## SET TASK
Pull every line holding the string "Reverse" from the records below.

━━━ TASK INPUT ━━━

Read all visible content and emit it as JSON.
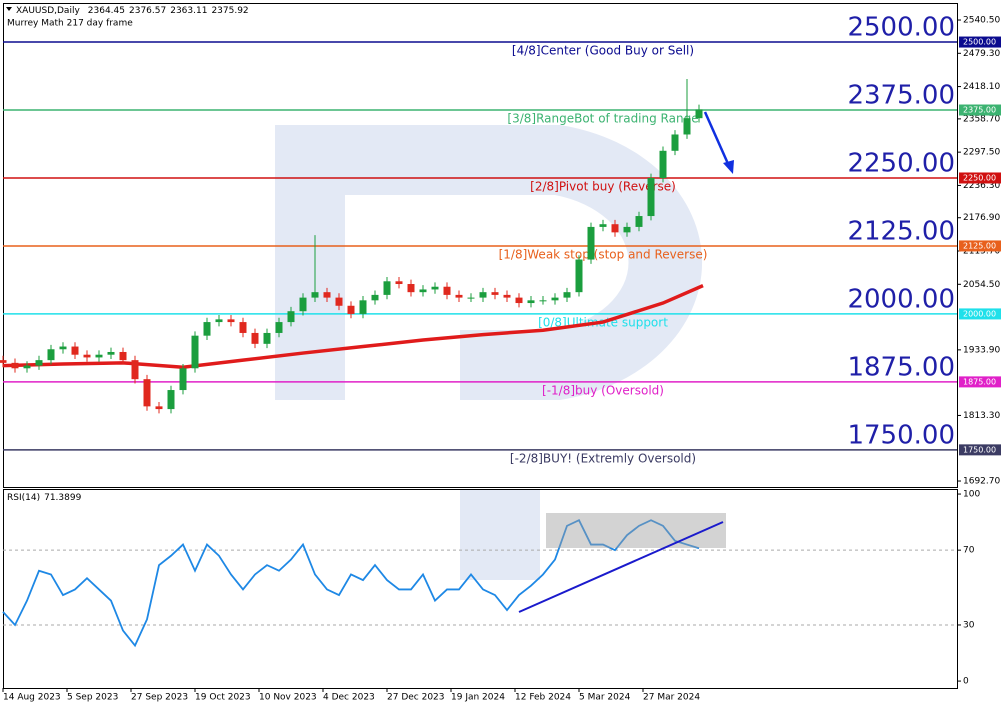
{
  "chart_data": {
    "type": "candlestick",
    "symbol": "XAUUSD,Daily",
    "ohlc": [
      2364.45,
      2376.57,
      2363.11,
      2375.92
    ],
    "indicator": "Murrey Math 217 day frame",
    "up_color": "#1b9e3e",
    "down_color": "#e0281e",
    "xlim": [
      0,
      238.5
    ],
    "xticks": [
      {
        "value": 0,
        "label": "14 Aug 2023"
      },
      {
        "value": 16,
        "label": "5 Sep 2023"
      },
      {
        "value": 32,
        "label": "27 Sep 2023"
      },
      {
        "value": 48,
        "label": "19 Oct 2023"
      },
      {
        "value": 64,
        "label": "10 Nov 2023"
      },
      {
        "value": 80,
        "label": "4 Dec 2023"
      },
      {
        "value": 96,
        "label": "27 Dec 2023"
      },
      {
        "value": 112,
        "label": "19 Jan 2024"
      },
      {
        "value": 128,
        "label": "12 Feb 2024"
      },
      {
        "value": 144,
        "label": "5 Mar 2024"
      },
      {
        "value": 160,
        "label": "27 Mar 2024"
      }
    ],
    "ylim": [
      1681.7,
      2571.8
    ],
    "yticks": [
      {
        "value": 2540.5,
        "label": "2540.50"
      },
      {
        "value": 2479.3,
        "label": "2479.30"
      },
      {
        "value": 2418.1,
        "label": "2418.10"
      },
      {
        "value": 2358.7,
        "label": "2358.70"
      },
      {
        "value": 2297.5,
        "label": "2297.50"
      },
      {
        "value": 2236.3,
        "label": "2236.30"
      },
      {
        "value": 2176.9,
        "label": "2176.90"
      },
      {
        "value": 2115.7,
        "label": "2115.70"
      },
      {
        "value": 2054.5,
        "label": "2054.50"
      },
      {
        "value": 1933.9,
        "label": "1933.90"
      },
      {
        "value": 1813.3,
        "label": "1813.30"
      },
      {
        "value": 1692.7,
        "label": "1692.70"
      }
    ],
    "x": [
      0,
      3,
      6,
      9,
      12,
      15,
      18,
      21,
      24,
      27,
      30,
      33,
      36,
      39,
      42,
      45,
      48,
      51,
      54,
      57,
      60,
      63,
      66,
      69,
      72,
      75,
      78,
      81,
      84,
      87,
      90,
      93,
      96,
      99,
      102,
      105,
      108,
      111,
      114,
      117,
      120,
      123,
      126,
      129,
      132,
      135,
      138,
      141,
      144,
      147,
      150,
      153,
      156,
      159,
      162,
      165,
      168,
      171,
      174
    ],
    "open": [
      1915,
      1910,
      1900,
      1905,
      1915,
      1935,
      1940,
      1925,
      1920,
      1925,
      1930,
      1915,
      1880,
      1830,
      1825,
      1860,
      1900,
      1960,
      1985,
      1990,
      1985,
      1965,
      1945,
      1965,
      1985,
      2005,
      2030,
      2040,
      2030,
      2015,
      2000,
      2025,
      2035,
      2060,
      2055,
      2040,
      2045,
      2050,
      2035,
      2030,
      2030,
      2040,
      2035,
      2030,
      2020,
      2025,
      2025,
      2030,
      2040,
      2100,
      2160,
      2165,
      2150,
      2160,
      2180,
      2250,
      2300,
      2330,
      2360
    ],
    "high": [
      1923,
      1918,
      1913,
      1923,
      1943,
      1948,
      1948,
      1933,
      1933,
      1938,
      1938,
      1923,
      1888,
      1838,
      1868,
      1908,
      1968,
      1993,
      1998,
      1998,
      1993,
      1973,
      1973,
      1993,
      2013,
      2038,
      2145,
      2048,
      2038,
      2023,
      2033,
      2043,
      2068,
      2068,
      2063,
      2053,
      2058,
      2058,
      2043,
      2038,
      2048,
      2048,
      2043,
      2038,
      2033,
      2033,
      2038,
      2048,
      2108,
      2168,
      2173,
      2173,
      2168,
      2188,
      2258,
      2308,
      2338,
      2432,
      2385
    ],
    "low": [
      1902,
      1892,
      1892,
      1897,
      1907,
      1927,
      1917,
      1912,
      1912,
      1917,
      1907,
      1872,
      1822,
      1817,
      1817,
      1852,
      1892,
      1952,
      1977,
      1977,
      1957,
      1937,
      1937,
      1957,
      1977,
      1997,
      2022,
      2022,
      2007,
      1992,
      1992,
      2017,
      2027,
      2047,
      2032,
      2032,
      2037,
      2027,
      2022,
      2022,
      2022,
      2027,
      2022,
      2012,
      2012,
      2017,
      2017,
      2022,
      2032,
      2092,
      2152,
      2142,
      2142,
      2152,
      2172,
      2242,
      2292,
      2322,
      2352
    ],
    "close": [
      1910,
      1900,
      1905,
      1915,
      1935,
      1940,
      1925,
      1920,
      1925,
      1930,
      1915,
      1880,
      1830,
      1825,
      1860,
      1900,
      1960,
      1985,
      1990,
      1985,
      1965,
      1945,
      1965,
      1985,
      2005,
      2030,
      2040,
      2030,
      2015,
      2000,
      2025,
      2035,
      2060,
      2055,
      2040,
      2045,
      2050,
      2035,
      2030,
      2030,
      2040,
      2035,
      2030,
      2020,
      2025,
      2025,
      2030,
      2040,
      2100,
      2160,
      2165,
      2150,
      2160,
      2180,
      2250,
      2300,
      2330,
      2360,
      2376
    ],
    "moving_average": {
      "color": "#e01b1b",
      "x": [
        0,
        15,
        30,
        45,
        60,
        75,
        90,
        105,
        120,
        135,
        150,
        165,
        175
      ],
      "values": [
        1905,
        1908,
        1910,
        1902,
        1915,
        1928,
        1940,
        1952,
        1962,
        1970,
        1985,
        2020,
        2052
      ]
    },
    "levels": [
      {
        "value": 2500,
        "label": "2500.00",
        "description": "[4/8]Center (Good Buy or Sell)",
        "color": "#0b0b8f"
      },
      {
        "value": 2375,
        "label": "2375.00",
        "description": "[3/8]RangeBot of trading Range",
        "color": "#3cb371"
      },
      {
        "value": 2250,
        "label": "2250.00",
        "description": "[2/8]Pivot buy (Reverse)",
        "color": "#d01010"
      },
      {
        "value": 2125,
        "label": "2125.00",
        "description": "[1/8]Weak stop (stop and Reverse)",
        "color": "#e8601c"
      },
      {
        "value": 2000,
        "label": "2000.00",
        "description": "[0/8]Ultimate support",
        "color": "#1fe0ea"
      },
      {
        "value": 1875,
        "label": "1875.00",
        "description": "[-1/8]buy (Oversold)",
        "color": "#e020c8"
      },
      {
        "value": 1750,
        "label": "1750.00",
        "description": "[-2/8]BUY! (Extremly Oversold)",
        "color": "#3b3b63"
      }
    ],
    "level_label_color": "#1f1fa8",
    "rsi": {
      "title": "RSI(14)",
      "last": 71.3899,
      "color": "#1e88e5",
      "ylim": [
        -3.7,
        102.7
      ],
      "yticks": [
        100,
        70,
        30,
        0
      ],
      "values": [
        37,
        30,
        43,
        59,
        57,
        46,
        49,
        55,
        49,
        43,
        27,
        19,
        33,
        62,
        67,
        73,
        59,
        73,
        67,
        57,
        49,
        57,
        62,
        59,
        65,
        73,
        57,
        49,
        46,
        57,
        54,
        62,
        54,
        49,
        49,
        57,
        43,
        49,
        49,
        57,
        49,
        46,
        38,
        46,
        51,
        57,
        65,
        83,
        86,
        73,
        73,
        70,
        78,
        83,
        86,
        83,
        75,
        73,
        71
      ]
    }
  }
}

━━━

## EXERCISE SOLUTION
        "description": "[2/8]Pivot buy (Reverse)",
        "description": "[1/8]Weak stop (stop and Reverse)",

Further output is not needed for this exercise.